(PROBLEM REQUIREMENTS) Extract every line that includes the string "требованиями".

## START DATASET CONTENT

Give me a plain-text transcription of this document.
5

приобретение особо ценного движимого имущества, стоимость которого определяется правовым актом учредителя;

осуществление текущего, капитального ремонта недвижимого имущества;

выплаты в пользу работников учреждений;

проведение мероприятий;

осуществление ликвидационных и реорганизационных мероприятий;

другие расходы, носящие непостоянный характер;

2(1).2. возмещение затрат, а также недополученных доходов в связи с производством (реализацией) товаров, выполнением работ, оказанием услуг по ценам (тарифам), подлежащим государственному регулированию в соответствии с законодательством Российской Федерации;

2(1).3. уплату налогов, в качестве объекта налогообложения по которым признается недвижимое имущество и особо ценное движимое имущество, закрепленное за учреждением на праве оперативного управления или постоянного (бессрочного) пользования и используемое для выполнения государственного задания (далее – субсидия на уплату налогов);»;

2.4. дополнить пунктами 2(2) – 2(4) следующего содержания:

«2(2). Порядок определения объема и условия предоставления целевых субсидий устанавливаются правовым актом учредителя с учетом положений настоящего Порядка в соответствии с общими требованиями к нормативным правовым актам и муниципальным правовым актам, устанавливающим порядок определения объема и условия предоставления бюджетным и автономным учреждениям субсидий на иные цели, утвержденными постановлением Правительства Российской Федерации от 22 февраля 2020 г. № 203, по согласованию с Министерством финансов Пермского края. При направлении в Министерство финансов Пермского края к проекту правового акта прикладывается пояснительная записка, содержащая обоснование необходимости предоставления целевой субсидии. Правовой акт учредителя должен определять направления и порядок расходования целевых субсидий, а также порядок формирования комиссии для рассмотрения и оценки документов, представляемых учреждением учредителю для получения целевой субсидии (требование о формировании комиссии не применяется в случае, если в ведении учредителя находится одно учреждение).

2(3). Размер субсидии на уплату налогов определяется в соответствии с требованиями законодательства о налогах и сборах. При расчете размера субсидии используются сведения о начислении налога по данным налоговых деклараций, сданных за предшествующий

## END DATASET CONTENT

(SOLUTION)
«2(2). Порядок определения объема и условия предоставления целевых субсидий устанавливаются правовым актом учредителя с учетом положений настоящего Порядка в соответствии с общими требованиями к нормативным правовым актам и муниципальным правовым актам, устанавливающим порядок определения объема и условия предоставления бюджетным и автономным учреждениям субсидий на иные цели, утвержденными постановлением Правительства Российской Федерации от 22 февраля 2020 г. № 203, по согласованию с Министерством финансов Пермского края. При направлении в Министерство финансов Пермского края к проекту правового акта прикладывается пояснительная записка, содержащая обоснование необходимости предоставления целевой субсидии. Правовой акт учредителя должен определять направления и порядок расходования целевых субсидий, а также порядок формирования комиссии для рассмотрения и оценки документов, представляемых учреждением учредителю для получения целевой субсидии (требование о формировании комиссии не применяется в случае, если в ведении учредителя находится одно учреждение).
2(3). Размер субсидии на уплату налогов определяется в соответствии с требованиями законодательства о налогах и сборах. При расчете размера субсидии используются сведения о начислении налога по данным налоговых деклараций, сданных за предшествующий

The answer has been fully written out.